____ Records supplied

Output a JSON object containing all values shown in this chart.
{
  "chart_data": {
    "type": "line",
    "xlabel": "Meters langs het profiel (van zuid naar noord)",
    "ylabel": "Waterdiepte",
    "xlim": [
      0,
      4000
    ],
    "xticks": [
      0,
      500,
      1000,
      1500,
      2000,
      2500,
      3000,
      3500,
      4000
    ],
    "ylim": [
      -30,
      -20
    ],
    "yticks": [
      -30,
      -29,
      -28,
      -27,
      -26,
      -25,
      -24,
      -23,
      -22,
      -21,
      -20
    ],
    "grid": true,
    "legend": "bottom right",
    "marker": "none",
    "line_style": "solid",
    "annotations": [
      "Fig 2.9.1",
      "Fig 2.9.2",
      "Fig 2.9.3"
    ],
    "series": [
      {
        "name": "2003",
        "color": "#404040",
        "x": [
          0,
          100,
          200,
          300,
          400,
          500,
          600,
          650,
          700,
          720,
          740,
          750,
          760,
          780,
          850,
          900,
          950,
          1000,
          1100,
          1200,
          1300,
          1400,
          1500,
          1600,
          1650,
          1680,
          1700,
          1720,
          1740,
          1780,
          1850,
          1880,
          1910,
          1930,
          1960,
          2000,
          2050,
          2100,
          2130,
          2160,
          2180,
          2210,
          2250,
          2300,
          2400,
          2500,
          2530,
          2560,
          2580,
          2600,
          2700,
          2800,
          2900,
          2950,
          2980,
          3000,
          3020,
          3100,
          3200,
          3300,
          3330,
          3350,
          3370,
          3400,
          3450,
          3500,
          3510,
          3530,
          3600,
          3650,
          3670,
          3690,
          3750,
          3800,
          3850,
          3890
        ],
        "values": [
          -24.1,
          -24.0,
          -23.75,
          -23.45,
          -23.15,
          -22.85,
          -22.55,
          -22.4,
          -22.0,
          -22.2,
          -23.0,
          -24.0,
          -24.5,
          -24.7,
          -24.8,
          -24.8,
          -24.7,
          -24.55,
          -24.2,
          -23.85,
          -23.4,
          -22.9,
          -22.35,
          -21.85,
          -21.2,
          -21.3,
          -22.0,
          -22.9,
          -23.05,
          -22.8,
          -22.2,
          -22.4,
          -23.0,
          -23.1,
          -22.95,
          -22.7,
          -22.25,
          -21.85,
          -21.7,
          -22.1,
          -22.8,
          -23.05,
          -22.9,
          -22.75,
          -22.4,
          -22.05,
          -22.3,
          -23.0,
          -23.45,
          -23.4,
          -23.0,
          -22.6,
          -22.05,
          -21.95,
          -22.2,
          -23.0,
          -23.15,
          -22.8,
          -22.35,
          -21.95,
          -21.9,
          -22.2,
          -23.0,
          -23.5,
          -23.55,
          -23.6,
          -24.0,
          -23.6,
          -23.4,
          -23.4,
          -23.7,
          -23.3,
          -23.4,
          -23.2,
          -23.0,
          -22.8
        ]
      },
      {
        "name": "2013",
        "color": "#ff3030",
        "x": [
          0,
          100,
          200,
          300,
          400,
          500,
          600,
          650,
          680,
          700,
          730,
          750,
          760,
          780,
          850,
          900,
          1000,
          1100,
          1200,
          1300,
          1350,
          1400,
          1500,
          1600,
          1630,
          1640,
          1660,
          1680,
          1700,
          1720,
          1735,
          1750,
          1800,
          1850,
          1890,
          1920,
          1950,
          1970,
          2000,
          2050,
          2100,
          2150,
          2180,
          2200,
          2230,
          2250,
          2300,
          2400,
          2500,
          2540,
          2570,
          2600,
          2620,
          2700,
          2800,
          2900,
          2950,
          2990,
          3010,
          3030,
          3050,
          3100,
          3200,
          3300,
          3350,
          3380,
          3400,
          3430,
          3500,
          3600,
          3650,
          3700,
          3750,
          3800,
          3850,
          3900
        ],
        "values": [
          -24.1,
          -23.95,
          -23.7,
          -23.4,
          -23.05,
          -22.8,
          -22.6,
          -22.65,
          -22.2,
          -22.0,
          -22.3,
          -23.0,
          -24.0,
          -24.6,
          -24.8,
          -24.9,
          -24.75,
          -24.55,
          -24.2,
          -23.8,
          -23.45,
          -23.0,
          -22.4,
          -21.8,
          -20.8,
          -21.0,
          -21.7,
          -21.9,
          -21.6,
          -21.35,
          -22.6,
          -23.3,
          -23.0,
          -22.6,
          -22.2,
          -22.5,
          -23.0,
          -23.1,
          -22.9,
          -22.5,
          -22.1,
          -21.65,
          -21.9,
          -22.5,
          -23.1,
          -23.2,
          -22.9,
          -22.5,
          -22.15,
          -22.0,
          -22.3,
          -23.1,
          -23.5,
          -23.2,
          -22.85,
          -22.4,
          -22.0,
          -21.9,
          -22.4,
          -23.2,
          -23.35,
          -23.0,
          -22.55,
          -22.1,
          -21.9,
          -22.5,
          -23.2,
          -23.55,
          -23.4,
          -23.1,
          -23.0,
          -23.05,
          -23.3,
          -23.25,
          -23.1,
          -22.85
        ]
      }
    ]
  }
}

________
____ Records supplied

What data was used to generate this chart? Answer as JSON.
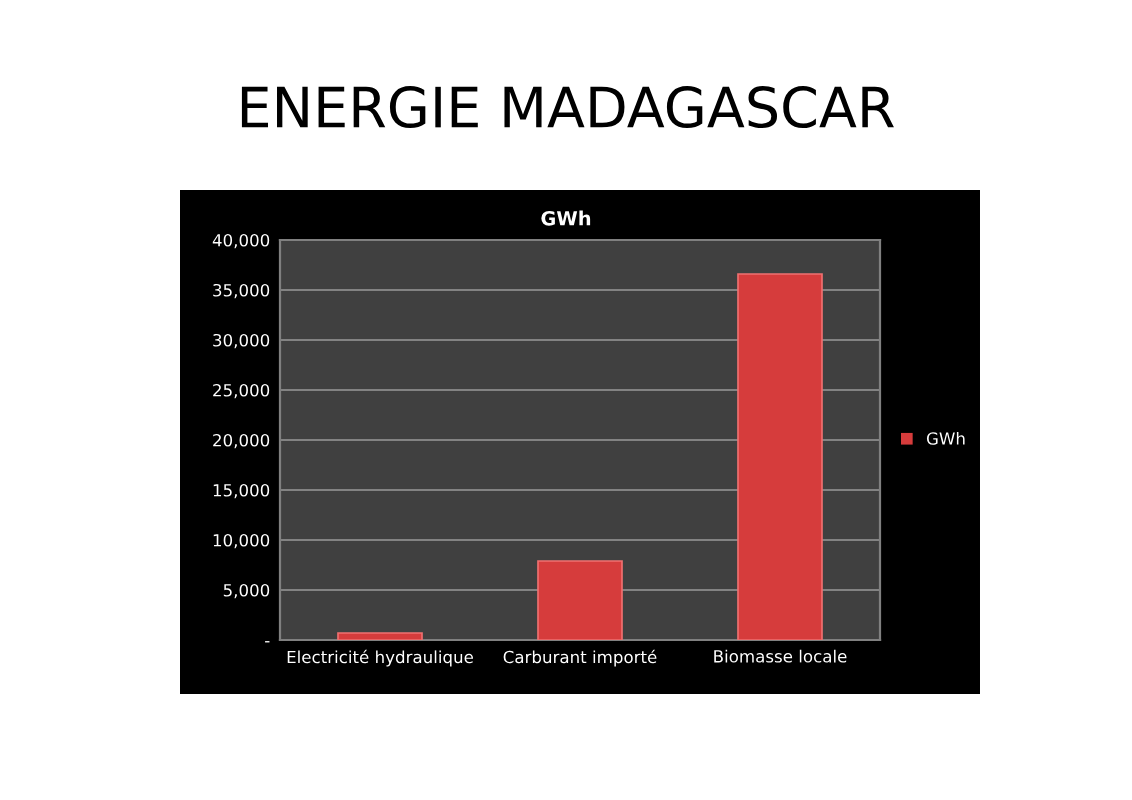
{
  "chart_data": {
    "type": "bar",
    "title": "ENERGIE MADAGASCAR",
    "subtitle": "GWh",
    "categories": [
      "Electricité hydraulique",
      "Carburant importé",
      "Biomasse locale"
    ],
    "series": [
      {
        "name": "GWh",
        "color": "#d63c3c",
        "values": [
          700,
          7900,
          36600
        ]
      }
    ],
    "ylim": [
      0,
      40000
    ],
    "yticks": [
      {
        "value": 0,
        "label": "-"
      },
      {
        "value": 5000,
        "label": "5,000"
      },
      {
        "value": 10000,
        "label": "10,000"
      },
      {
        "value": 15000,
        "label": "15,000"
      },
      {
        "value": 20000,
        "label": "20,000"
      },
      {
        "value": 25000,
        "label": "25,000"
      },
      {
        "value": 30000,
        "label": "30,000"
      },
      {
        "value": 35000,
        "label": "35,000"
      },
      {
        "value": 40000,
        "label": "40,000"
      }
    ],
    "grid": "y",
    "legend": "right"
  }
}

________

* What to do *
Find the lines containing "this" and list every one of them.

* Response *
Output a JSON object containing all values shown in this chart.
What data was used to generate this chart? Answer as JSON.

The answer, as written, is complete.